Collected data »
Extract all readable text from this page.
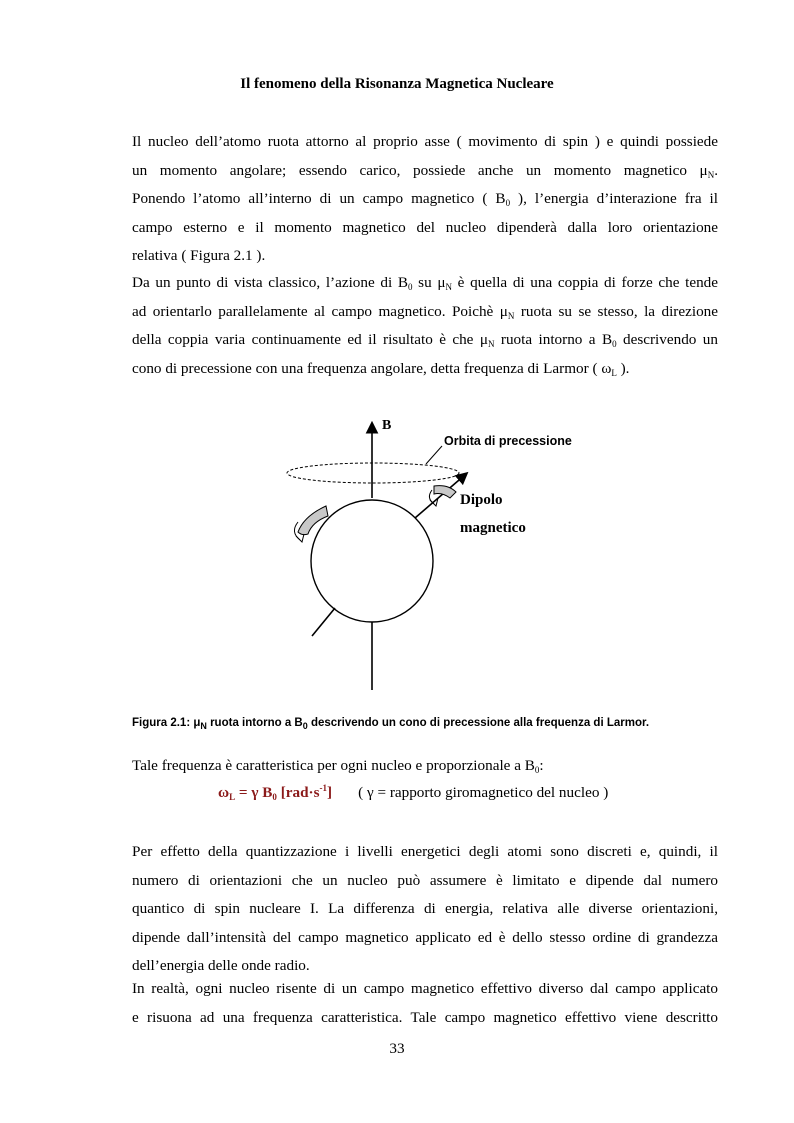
Il fenomeno della Risonanza Magnetica Nucleare
Il nucleo dell’atomo ruota attorno al proprio asse ( movimento di spin ) e quindi possiede
un momento angolare; essendo carico, possiede anche un momento magnetico $\mu_N$.
Ponendo l’atomo all’interno di un campo magnetico ( $B_0$ ), l’energia d’interazione fra il
campo esterno e il momento magnetico del nucleo dipenderà dalla loro orientazione
relativa ( Figura 2.1 ).
Da un punto di vista classico, l’azione di $B_0$ su $\mu_N$ è quella di una coppia di forze che tende
ad orientarlo parallelamente al campo magnetico. Poichè $\mu_N$ ruota su se stesso, la direzione
della coppia varia continuamente ed il risultato è che $\mu_N$ ruota intorno a $B_0$ descrivendo un
cono di precessione con una frequenza angolare, detta frequenza di Larmor ( $\omega_L$ ).
B
Orbita di precessione
Dipolo magnetico
Figura 2.1: $\mu_N$ ruota intorno a $B_0$ descrivendo un cono di precessione alla frequenza di Larmor.
Tale frequenza è caratteristica per ogni nucleo e proporzionale a $B_0$:
$\omega_L = \gamma$ $B_0$ $[rad\cdot s^{-1}]$ ( γ = rapporto giromagnetico del nucleo )
Per effetto della quantizzazione i livelli energetici degli atomi sono discreti e, quindi, il
numero di orientazioni che un nucleo può assumere è limitato e dipende dal numero
quantico di spin nucleare I. La differenza di energia, relativa alle diverse orientazioni,
dipende dall’intensità del campo magnetico applicato ed è dello stesso ordine di grandezza
dell’energia delle onde radio.
In realtà, ogni nucleo risente di un campo magnetico effettivo diverso dal campo applicato
e risuona ad una frequenza caratteristica. Tale campo magnetico effettivo viene descritto
33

PROBLEM TO SOLVE »
With the pictures left out, transcribe the material exactly.

TASK RESULT »
Extract all readable text from this page.
Il fenomeno della Risonanza Magnetica Nucleare
Il nucleo dell’atomo ruota attorno al proprio asse ( movimento di spin ) e quindi possiede
un momento angolare; essendo carico, possiede anche un momento magnetico $\mu_N$.
Ponendo l’atomo all’interno di un campo magnetico ( $B_0$ ), l’energia d’interazione fra il
campo esterno e il momento magnetico del nucleo dipenderà dalla loro orientazione
relativa ( Figura 2.1 ).
Da un punto di vista classico, l’azione di $B_0$ su $\mu_N$ è quella di una coppia di forze che tende
ad orientarlo parallelamente al campo magnetico. Poichè $\mu_N$ ruota su se stesso, la direzione
della coppia varia continuamente ed il risultato è che $\mu_N$ ruota intorno a $B_0$ descrivendo un
cono di precessione con una frequenza angolare, detta frequenza di Larmor ( $\omega_L$ ).
B
Orbita di precessione
Dipolo magnetico
Figura 2.1: $\mu_N$ ruota intorno a $B_0$ descrivendo un cono di precessione alla frequenza di Larmor.
Tale frequenza è caratteristica per ogni nucleo e proporzionale a $B_0$:
$\omega_L = \gamma$ $B_0$ $[rad\cdot s^{-1}]$ ( γ = rapporto giromagnetico del nucleo )
Per effetto della quantizzazione i livelli energetici degli atomi sono discreti e, quindi, il
numero di orientazioni che un nucleo può assumere è limitato e dipende dal numero
quantico di spin nucleare I. La differenza di energia, relativa alle diverse orientazioni,
dipende dall’intensità del campo magnetico applicato ed è dello stesso ordine di grandezza
dell’energia delle onde radio.
In realtà, ogni nucleo risente di un campo magnetico effettivo diverso dal campo applicato
e risuona ad una frequenza caratteristica. Tale campo magnetico effettivo viene descritto
33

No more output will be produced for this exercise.